▶ **Problem to work on**: Copy every line of the material below word for word.

★ ★ ★ ★ ★ ★ ★

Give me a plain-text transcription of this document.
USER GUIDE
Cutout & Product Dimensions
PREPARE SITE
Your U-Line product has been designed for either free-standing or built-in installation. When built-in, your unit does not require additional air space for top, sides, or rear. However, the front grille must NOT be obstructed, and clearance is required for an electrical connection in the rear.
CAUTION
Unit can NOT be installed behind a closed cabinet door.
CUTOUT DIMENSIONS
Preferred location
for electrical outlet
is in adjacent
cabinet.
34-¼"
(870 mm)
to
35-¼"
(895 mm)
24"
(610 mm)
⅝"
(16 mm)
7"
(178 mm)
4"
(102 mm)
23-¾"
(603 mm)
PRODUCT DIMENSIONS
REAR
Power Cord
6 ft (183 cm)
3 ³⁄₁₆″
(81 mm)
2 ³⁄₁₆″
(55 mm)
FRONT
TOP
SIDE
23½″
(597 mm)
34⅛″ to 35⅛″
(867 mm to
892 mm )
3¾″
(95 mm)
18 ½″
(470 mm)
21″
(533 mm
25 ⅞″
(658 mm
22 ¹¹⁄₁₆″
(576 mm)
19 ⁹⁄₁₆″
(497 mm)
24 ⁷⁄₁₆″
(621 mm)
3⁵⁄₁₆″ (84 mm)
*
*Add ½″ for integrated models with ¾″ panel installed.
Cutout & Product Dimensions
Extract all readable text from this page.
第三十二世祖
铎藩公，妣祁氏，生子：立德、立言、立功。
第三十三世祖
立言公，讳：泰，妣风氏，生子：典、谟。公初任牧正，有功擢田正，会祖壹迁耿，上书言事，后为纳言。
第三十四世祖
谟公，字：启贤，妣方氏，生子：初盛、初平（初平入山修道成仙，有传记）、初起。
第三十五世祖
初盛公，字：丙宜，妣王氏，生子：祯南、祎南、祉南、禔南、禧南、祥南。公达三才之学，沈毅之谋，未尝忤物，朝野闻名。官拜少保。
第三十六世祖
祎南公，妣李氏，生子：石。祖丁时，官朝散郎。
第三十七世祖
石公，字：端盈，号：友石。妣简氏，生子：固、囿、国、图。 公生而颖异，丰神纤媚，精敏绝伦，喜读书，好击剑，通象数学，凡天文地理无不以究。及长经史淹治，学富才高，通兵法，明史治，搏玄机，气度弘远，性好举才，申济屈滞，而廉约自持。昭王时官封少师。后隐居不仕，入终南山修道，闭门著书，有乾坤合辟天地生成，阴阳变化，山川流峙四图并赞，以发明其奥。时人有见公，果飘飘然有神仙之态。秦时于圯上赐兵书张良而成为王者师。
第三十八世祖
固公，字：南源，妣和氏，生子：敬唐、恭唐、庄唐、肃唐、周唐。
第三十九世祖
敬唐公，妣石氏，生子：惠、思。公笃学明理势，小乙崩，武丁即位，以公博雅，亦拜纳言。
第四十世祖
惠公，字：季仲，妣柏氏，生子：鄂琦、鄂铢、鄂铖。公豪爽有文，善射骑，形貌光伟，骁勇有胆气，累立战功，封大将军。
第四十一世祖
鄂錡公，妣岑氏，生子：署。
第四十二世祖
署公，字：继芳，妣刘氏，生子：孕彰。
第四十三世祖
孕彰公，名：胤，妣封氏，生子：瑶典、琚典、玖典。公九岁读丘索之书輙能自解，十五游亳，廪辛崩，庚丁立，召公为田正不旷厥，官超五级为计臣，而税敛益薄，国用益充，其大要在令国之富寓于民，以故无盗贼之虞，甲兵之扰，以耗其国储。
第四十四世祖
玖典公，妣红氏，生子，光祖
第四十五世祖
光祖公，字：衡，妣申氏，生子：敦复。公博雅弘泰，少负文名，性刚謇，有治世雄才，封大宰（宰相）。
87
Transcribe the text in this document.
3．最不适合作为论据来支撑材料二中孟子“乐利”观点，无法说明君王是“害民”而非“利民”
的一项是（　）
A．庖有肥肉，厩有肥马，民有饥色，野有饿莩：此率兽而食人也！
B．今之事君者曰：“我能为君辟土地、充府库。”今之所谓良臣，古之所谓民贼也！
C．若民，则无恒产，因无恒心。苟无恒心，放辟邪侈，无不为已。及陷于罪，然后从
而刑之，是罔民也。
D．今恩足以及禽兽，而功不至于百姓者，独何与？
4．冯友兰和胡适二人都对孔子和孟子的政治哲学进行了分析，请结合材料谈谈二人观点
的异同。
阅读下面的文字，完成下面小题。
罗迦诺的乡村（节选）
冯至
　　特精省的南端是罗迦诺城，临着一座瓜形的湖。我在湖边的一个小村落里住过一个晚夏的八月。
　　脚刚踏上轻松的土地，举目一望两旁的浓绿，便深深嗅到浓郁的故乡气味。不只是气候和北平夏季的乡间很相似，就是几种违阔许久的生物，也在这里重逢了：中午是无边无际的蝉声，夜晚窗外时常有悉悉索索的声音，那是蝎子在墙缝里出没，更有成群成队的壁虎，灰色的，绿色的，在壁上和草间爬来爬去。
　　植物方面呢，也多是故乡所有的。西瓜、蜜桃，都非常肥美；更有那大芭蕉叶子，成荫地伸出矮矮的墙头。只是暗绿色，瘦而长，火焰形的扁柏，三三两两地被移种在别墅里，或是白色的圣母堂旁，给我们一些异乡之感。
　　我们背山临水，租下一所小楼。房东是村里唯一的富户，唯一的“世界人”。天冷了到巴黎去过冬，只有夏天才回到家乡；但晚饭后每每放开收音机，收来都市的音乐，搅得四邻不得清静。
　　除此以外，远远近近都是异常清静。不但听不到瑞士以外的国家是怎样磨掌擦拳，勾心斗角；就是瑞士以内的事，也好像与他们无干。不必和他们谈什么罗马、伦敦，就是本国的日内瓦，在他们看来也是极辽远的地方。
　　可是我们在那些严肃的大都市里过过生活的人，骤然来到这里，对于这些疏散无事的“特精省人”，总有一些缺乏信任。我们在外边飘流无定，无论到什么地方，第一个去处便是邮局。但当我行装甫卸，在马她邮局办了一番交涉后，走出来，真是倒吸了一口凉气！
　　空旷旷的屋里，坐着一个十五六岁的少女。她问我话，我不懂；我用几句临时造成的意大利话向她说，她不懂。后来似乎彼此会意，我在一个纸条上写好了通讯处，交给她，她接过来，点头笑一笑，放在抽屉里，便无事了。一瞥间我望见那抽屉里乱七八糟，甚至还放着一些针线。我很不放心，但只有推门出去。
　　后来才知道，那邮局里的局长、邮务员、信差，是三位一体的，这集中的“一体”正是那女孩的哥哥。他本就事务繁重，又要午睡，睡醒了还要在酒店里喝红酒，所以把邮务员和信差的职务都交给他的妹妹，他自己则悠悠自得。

★ ★ ★ ★ ★ ★ ★

▶ **Response to this task**:
Give me a plain-text transcription of this document.
USER GUIDE
Cutout & Product Dimensions
PREPARE SITE
Your U-Line product has been designed for either free-standing or built-in installation. When built-in, your unit does not require additional air space for top, sides, or rear. However, the front grille must NOT be obstructed, and clearance is required for an electrical connection in the rear.
CAUTION
Unit can NOT be installed behind a closed cabinet door.
CUTOUT DIMENSIONS
Preferred location
for electrical outlet
is in adjacent
cabinet.
34-¼"
(870 mm)
to
35-¼"
(895 mm)
24"
(610 mm)
⅝"
(16 mm)
7"
(178 mm)
4"
(102 mm)
23-¾"
(603 mm)
PRODUCT DIMENSIONS
REAR
Power Cord
6 ft (183 cm)
3 ³⁄₁₆″
(81 mm)
2 ³⁄₁₆″
(55 mm)
FRONT
TOP
SIDE
23½″
(597 mm)
34⅛″ to 35⅛″
(867 mm to
892 mm )
3¾″
(95 mm)
18 ½″
(470 mm)
21″
(533 mm
25 ⅞″
(658 mm
22 ¹¹⁄₁₆″
(576 mm)
19 ⁹⁄₁₆″
(497 mm)
24 ⁷⁄₁₆″
(621 mm)
3⁵⁄₁₆″ (84 mm)
*
*Add ½″ for integrated models with ¾″ panel installed.
Cutout & Product Dimensions
Extract all readable text from this page.
第三十二世祖
铎藩公，妣祁氏，生子：立德、立言、立功。
第三十三世祖
立言公，讳：泰，妣风氏，生子：典、谟。公初任牧正，有功擢田正，会祖壹迁耿，上书言事，后为纳言。
第三十四世祖
谟公，字：启贤，妣方氏，生子：初盛、初平（初平入山修道成仙，有传记）、初起。
第三十五世祖
初盛公，字：丙宜，妣王氏，生子：祯南、祎南、祉南、禔南、禧南、祥南。公达三才之学，沈毅之谋，未尝忤物，朝野闻名。官拜少保。
第三十六世祖
祎南公，妣李氏，生子：石。祖丁时，官朝散郎。
第三十七世祖
石公，字：端盈，号：友石。妣简氏，生子：固、囿、国、图。 公生而颖异，丰神纤媚，精敏绝伦，喜读书，好击剑，通象数学，凡天文地理无不以究。及长经史淹治，学富才高，通兵法，明史治，搏玄机，气度弘远，性好举才，申济屈滞，而廉约自持。昭王时官封少师。后隐居不仕，入终南山修道，闭门著书，有乾坤合辟天地生成，阴阳变化，山川流峙四图并赞，以发明其奥。时人有见公，果飘飘然有神仙之态。秦时于圯上赐兵书张良而成为王者师。
第三十八世祖
固公，字：南源，妣和氏，生子：敬唐、恭唐、庄唐、肃唐、周唐。
第三十九世祖
敬唐公，妣石氏，生子：惠、思。公笃学明理势，小乙崩，武丁即位，以公博雅，亦拜纳言。
第四十世祖
惠公，字：季仲，妣柏氏，生子：鄂琦、鄂铢、鄂铖。公豪爽有文，善射骑，形貌光伟，骁勇有胆气，累立战功，封大将军。
第四十一世祖
鄂錡公，妣岑氏，生子：署。
第四十二世祖
署公，字：继芳，妣刘氏，生子：孕彰。
第四十三世祖
孕彰公，名：胤，妣封氏，生子：瑶典、琚典、玖典。公九岁读丘索之书輙能自解，十五游亳，廪辛崩，庚丁立，召公为田正不旷厥，官超五级为计臣，而税敛益薄，国用益充，其大要在令国之富寓于民，以故无盗贼之虞，甲兵之扰，以耗其国储。
第四十四世祖
玖典公，妣红氏，生子，光祖
第四十五世祖
光祖公，字：衡，妣申氏，生子：敦复。公博雅弘泰，少负文名，性刚謇，有治世雄才，封大宰（宰相）。
87
Transcribe the text in this document.
3．最不适合作为论据来支撑材料二中孟子“乐利”观点，无法说明君王是“害民”而非“利民”
的一项是（　）
A．庖有肥肉，厩有肥马，民有饥色，野有饿莩：此率兽而食人也！
B．今之事君者曰：“我能为君辟土地、充府库。”今之所谓良臣，古之所谓民贼也！
C．若民，则无恒产，因无恒心。苟无恒心，放辟邪侈，无不为已。及陷于罪，然后从
而刑之，是罔民也。
D．今恩足以及禽兽，而功不至于百姓者，独何与？
4．冯友兰和胡适二人都对孔子和孟子的政治哲学进行了分析，请结合材料谈谈二人观点
的异同。
阅读下面的文字，完成下面小题。
罗迦诺的乡村（节选）
冯至
　　特精省的南端是罗迦诺城，临着一座瓜形的湖。我在湖边的一个小村落里住过一个晚夏的八月。
　　脚刚踏上轻松的土地，举目一望两旁的浓绿，便深深嗅到浓郁的故乡气味。不只是气候和北平夏季的乡间很相似，就是几种违阔许久的生物，也在这里重逢了：中午是无边无际的蝉声，夜晚窗外时常有悉悉索索的声音，那是蝎子在墙缝里出没，更有成群成队的壁虎，灰色的，绿色的，在壁上和草间爬来爬去。
　　植物方面呢，也多是故乡所有的。西瓜、蜜桃，都非常肥美；更有那大芭蕉叶子，成荫地伸出矮矮的墙头。只是暗绿色，瘦而长，火焰形的扁柏，三三两两地被移种在别墅里，或是白色的圣母堂旁，给我们一些异乡之感。
　　我们背山临水，租下一所小楼。房东是村里唯一的富户，唯一的“世界人”。天冷了到巴黎去过冬，只有夏天才回到家乡；但晚饭后每每放开收音机，收来都市的音乐，搅得四邻不得清静。
　　除此以外，远远近近都是异常清静。不但听不到瑞士以外的国家是怎样磨掌擦拳，勾心斗角；就是瑞士以内的事，也好像与他们无干。不必和他们谈什么罗马、伦敦，就是本国的日内瓦，在他们看来也是极辽远的地方。
　　可是我们在那些严肃的大都市里过过生活的人，骤然来到这里，对于这些疏散无事的“特精省人”，总有一些缺乏信任。我们在外边飘流无定，无论到什么地方，第一个去处便是邮局。但当我行装甫卸，在马她邮局办了一番交涉后，走出来，真是倒吸了一口凉气！
　　空旷旷的屋里，坐着一个十五六岁的少女。她问我话，我不懂；我用几句临时造成的意大利话向她说，她不懂。后来似乎彼此会意，我在一个纸条上写好了通讯处，交给她，她接过来，点头笑一笑，放在抽屉里，便无事了。一瞥间我望见那抽屉里乱七八糟，甚至还放着一些针线。我很不放心，但只有推门出去。
　　后来才知道，那邮局里的局长、邮务员、信差，是三位一体的，这集中的“一体”正是那女孩的哥哥。他本就事务繁重，又要午睡，睡醒了还要在酒店里喝红酒，所以把邮务员和信差的职务都交给他的妹妹，他自己则悠悠自得。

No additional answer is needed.